* Your goal
Answer these questions using the MEMA text below:
(a) In the TI dimension, by what percentage does MEMA improve LCC over VidMuse?
(b) In the "w/o GCAAM" setting, what replaces the Guided Cross-Attention Alignment Module?
(c) Which evaluation metrics are used in the ablation experiments?

* Reading text
____________

5.2. Overall Performance Comparison

The MEMA model significantly outperforms all baseline methods across all three aesthetic dimensions. Compared to VidMuse, the strongest baseline, MEMA achieves substantial improvements: in the NEC dimension, LCC improves by 24.528%, SRCC by 22.760%, and KTAU by 30.824%. In the TI dimension, LCC improves by 17.763%, SRCC by 16.553%, and KTAU by 6.510%. Based on TIO, the improvements are 12.121% for LCC, 14.286% for SRCC, and 9.337% for KTAU. Notably, ImageBind and VidMuse outperform video quality assessment models (FastVQA and PTM-VQA) on correlation metrics, demonstrating that crossmodal alignment capabilities are beneficial for this task. However, these general-purpose multimodal models still fall short of MEMA, as they lack task-specific mechanisms for aesthetic evaluation. VidMuse shows stronger performance than ImageBind, likely due to its specialization in video–music correspondence learning. Nevertheless, MEMA surpasses VidMuse by a significant margin, validating the effectiveness of our CVAE-based crossmodal imagination module and guided cross-attention alignment mechanism. MEMA shows particularly strong performance in the NEC and TI dimensions, highlighting its advantages in crossmodal narrative consistency and audio–visual fusion quality. Performance in TIO is relatively lower across all models. We attribute this to the nature of thematic originality, which depends heavily on internal musical structure and artistic style. These aspects are more subjective and harder to annotate reliably, resulting in higher variance in the dataset. Nevertheless, all three dimensions maintain relatively high correlation metrics. This suggests that MEMA captures the holistic aesthetic features of film music from multiple perspectives.

5.3. Ablation

To evaluate the contribution of each key module to the overall performance, we conduct a systematic ablation study on VMAE-Sets. Using the MEMA model as the baseline, we remove or replace individual core components to examine their effects on the aesthetic evaluation tasks. The ablation settings are as follows:
(1) w/o CVAE: The Crossmodal Imagination Module is removed, and the model performs crossmodal mapping using feature concatenation only. (2) w/o GCAAM: The Guided Cross-Attention Alignment Module is replaced with a standard attention mechanism. (3) w/o Acoustic Branch: The acoustic feature branch is removed, retaining only the semantic audio encoding pathway. (4) w/o AV-Fusion: The segment-level audio–visual fusion layer is removed, and the model performs global-level alignment only. (5) Shared Head: All three dimensions share a single scoring head rather than using independent branches.
All experiments are conducted using the same data split and training procedure. LCC and SRCC are used as the evaluation metrics.

____________

[Collected data]
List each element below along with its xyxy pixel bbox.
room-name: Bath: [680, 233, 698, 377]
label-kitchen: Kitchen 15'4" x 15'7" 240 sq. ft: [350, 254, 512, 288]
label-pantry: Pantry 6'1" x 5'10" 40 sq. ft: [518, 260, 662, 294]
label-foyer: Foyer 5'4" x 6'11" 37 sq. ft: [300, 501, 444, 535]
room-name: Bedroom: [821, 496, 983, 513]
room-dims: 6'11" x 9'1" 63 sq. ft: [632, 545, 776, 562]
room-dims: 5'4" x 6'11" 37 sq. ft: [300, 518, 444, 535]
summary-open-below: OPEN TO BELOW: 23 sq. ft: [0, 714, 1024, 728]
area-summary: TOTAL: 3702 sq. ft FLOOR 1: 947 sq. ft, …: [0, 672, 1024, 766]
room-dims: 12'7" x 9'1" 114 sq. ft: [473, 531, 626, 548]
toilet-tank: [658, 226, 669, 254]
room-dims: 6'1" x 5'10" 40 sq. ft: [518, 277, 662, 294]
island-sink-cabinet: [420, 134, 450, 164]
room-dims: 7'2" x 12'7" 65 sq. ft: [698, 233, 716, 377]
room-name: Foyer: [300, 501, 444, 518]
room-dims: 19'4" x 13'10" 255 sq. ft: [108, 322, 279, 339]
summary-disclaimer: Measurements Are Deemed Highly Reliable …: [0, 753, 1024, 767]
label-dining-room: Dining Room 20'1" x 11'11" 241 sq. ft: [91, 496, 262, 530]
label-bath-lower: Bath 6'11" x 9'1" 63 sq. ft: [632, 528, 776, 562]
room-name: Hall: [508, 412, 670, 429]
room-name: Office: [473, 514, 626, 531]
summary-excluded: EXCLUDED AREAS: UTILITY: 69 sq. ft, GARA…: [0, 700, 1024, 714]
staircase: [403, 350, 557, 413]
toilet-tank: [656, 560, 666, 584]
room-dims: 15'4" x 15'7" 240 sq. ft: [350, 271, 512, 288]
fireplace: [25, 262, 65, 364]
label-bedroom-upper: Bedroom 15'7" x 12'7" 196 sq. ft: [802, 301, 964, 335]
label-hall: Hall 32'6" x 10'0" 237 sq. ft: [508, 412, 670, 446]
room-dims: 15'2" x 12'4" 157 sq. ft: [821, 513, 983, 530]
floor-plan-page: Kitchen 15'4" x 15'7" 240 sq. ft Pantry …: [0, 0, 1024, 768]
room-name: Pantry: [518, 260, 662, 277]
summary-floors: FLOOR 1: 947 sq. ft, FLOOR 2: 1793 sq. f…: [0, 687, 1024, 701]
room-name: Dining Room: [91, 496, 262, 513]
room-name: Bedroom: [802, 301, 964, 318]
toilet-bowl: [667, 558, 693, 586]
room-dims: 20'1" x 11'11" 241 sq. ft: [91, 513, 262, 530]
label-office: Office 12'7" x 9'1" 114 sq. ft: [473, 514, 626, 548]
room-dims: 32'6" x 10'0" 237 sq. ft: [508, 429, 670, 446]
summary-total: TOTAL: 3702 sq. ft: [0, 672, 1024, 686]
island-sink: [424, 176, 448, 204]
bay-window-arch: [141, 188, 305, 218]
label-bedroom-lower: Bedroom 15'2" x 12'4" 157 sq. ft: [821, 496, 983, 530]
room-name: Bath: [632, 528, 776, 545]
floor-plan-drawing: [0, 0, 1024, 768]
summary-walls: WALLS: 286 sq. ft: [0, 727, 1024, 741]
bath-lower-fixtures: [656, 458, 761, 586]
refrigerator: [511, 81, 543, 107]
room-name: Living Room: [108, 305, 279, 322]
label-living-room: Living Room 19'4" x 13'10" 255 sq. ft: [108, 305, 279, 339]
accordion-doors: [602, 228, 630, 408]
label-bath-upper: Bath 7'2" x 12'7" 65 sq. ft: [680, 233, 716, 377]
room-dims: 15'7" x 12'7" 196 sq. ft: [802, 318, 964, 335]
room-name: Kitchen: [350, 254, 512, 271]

____________

* Task response
(a) 17.763%
(b) A standard attention mechanism
(c) LCC and SRCC